EXERCISE OBJECTIVE »
Pull out every line below that contains the word "JSON".
[DATA FOR THIS TASK start]
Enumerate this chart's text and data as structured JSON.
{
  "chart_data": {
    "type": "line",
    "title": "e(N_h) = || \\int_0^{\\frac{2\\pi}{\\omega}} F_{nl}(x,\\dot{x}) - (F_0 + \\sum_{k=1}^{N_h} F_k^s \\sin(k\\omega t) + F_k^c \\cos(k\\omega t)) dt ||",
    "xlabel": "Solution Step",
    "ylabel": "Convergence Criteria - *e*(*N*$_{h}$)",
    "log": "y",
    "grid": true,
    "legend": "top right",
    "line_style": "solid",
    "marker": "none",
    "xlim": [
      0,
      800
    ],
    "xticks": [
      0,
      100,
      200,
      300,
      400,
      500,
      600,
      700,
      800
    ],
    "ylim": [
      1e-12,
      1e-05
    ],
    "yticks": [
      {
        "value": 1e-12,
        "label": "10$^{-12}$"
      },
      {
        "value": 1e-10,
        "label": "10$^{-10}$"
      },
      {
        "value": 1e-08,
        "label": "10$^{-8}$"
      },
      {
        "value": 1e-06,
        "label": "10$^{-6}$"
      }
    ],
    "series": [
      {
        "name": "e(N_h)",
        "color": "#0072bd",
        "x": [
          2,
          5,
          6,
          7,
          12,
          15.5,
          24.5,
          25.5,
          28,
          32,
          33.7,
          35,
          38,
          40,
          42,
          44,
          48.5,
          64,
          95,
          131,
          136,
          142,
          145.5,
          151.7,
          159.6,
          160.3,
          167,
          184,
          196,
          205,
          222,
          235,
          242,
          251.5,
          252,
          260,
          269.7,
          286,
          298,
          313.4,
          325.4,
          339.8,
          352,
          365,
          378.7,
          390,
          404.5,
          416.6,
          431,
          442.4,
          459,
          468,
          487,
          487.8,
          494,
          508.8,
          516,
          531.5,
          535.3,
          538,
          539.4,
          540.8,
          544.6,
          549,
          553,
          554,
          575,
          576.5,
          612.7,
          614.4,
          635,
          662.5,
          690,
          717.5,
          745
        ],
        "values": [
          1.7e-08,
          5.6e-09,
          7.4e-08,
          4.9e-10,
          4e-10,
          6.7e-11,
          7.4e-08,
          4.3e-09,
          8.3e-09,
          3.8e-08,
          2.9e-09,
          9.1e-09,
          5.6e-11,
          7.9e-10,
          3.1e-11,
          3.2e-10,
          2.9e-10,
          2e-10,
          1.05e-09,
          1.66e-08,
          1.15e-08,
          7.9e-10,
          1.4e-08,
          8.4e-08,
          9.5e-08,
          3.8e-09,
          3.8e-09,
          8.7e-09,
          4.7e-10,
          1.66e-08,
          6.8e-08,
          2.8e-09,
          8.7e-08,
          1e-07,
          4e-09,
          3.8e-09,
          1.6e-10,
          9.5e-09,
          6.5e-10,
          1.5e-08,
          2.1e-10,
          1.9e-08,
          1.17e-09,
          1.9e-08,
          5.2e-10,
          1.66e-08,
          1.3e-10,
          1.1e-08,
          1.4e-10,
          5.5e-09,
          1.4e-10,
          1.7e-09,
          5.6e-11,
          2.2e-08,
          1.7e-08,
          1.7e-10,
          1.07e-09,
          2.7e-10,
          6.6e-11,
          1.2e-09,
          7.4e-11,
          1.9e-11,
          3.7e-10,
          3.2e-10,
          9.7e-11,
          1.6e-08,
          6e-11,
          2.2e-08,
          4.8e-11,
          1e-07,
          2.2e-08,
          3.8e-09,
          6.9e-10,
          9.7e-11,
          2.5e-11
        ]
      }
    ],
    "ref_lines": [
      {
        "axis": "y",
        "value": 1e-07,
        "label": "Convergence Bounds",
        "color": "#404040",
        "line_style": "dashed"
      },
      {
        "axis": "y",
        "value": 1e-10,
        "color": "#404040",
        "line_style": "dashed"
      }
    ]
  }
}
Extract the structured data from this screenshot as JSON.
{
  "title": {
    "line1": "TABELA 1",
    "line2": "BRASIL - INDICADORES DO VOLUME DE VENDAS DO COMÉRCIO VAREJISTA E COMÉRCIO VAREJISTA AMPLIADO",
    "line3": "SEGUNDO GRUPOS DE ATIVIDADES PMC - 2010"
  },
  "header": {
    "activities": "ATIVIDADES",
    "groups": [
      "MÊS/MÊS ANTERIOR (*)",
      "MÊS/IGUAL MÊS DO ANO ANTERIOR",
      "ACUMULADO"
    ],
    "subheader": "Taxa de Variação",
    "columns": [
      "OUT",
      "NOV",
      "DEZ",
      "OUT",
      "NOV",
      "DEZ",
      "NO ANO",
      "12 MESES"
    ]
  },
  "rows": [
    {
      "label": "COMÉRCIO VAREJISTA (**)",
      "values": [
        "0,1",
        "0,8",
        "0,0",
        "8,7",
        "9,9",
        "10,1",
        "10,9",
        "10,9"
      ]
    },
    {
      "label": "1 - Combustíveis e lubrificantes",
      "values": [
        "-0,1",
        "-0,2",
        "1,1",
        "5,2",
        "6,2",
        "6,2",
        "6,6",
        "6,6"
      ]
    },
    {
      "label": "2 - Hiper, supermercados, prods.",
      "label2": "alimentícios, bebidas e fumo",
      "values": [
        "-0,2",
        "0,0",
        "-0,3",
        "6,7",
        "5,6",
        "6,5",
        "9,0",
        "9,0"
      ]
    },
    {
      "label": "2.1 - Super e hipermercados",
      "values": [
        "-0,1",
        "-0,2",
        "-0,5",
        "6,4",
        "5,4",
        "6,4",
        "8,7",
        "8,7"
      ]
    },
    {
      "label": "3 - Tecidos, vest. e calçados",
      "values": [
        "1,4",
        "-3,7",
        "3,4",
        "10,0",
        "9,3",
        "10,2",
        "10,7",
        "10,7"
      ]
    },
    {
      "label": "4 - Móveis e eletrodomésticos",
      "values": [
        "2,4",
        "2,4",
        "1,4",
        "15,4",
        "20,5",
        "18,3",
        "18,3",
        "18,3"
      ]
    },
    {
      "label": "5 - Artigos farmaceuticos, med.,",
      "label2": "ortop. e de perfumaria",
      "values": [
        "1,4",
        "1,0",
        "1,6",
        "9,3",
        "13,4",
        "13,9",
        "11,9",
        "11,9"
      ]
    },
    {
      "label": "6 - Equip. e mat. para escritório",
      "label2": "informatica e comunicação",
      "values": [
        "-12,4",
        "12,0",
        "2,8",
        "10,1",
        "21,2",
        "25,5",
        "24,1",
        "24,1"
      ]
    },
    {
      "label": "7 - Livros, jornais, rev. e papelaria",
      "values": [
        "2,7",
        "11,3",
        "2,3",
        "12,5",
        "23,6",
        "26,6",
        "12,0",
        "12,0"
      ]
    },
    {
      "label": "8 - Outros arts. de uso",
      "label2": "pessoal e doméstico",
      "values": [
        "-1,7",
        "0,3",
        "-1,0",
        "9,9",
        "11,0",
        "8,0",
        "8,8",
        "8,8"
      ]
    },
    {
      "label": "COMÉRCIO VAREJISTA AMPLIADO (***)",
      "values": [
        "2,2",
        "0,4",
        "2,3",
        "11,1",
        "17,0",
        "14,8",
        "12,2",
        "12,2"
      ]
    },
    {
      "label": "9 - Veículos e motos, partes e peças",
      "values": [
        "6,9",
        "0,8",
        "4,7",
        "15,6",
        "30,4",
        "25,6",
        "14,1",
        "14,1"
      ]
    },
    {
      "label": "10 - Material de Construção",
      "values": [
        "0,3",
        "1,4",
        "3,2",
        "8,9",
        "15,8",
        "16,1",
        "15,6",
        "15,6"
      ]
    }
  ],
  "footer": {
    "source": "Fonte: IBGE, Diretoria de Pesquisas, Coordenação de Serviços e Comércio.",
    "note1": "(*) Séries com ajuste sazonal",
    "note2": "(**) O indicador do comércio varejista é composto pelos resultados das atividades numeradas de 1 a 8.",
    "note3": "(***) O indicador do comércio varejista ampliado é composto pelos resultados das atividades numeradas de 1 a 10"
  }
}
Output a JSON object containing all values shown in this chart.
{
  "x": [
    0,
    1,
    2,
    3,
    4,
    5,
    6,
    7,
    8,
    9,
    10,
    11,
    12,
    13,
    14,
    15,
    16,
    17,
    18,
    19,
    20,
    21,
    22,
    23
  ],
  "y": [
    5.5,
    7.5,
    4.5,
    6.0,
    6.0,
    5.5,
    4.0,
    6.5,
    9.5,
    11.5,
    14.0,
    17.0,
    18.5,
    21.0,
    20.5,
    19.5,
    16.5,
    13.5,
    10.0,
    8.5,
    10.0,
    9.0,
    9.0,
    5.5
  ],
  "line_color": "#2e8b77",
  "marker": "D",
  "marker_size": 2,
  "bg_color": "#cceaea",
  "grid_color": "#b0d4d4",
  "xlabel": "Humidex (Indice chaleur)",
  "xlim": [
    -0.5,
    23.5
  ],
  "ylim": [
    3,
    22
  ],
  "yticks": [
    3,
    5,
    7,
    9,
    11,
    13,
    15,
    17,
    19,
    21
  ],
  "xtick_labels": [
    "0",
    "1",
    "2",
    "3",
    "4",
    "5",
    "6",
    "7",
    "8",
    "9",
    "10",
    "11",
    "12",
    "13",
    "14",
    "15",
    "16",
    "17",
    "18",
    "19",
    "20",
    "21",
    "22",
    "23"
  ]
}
[DATA FOR THIS TASK end]
CORRECT ANSWER »
Enumerate this chart's text and data as structured JSON.
Extract the structured data from this screenshot as JSON.
Output a JSON object containing all values shown in this chart.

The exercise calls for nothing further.